## Begin Data
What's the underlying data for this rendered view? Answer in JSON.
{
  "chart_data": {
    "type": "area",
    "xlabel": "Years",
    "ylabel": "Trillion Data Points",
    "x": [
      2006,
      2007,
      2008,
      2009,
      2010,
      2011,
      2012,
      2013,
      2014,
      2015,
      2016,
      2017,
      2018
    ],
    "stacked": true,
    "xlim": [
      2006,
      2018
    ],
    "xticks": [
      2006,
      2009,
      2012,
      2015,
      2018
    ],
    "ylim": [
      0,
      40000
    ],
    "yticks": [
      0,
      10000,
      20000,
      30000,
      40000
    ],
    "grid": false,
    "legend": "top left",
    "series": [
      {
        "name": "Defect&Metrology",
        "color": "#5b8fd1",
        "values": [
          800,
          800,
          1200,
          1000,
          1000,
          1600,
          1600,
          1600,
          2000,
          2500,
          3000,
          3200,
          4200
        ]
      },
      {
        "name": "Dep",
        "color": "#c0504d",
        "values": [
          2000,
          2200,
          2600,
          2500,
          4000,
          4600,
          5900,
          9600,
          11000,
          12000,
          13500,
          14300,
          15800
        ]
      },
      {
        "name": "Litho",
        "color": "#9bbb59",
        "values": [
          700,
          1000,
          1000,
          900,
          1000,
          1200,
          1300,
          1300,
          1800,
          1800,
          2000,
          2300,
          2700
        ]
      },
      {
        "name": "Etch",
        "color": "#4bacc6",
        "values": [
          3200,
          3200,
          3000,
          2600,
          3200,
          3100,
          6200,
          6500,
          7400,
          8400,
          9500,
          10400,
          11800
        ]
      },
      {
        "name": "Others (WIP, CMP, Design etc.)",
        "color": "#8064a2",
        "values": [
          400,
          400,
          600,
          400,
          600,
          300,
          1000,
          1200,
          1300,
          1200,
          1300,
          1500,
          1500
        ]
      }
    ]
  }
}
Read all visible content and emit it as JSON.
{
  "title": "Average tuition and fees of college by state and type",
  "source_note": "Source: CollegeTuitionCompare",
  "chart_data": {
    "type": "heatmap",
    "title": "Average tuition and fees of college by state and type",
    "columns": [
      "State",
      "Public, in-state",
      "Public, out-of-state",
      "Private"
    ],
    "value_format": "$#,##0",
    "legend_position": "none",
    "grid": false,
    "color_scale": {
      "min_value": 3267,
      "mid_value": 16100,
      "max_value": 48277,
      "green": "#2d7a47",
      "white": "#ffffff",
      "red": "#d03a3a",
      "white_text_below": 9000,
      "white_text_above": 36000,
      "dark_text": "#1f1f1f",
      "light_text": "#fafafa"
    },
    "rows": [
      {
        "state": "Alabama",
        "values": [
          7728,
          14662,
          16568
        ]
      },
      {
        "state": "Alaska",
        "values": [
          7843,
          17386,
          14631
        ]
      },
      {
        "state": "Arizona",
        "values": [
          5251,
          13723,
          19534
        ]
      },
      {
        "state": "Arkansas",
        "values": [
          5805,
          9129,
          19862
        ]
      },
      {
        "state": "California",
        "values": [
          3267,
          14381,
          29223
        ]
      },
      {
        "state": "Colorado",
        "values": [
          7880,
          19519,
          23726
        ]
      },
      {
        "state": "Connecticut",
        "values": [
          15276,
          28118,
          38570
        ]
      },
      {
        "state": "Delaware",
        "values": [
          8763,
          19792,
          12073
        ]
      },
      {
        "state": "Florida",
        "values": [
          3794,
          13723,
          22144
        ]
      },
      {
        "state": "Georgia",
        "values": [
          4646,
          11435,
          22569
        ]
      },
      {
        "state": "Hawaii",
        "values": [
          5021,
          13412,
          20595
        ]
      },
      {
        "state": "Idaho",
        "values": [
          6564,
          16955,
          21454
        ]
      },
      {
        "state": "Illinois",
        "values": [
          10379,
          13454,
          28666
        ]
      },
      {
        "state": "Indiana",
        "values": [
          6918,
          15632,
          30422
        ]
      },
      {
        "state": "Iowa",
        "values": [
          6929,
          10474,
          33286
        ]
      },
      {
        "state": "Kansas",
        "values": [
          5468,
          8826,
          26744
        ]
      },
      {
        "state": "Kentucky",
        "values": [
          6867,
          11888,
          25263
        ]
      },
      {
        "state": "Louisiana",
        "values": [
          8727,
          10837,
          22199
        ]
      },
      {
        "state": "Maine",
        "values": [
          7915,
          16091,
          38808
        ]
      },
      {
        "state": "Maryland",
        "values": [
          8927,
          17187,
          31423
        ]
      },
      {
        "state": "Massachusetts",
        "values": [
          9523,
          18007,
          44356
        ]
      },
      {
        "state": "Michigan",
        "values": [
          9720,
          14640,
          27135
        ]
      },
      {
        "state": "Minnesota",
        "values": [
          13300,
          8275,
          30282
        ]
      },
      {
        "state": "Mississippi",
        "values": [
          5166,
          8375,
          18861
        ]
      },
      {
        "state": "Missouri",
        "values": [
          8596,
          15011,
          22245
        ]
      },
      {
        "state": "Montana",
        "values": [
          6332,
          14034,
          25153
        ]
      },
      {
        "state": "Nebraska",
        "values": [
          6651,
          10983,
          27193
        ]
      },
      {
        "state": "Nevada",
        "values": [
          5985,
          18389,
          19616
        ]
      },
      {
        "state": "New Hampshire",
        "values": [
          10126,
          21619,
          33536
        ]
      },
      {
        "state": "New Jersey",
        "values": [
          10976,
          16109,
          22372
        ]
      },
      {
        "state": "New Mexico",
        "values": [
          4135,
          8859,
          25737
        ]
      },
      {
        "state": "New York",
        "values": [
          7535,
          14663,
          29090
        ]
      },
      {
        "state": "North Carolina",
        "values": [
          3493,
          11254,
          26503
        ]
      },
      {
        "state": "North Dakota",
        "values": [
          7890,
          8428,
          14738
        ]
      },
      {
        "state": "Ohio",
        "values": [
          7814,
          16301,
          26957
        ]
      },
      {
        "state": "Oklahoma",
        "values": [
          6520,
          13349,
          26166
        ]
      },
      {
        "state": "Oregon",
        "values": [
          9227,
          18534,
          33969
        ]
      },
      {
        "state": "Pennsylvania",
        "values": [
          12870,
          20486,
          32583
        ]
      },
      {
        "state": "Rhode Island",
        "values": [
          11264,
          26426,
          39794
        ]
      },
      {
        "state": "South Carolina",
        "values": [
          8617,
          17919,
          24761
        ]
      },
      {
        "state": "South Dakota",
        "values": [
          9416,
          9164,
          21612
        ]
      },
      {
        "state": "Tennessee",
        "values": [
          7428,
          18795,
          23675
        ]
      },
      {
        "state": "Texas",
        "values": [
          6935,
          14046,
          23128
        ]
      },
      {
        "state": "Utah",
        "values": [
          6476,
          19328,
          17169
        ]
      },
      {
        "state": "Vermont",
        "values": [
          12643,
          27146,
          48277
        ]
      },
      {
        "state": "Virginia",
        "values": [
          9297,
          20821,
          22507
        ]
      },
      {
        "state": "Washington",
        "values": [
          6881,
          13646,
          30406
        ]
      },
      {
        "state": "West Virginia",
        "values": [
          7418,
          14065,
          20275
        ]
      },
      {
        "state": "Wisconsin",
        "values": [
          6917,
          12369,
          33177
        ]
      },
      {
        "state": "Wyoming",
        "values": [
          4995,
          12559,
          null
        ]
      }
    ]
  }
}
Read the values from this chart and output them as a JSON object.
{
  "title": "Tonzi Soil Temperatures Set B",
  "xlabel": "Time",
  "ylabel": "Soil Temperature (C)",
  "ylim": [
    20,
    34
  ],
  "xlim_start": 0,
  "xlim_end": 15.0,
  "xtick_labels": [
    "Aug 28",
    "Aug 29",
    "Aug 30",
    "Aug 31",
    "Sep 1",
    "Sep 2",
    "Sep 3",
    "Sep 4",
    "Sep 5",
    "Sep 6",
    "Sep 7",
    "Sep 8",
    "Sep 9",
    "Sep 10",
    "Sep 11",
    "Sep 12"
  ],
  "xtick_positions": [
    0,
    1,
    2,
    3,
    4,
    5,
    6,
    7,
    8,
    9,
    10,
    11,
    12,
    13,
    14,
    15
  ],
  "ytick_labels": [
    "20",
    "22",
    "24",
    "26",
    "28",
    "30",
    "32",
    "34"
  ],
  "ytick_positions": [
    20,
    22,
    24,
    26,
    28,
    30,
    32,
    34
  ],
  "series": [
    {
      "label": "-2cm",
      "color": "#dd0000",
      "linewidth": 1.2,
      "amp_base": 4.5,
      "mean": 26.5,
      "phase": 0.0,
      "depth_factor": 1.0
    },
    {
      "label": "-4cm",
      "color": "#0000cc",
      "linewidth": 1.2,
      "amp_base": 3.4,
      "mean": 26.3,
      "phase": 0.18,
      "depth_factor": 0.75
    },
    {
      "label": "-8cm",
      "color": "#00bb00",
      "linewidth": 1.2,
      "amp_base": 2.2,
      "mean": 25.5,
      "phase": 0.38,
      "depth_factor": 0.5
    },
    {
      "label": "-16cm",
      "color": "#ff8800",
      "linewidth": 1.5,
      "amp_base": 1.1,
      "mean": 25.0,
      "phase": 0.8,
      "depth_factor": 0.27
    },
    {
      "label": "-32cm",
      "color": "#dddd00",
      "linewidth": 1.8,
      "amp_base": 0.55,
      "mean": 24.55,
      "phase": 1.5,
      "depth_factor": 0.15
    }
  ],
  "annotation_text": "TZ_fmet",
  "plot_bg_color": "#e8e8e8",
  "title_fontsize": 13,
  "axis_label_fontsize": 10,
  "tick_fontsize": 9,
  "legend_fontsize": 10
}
## End Data
- **Do this**
Go through the material above and copy each line that has the word "fees".

- **Exercise response**
  "title": "Average tuition and fees of college by state and type",
    "title": "Average tuition and fees of college by state and type",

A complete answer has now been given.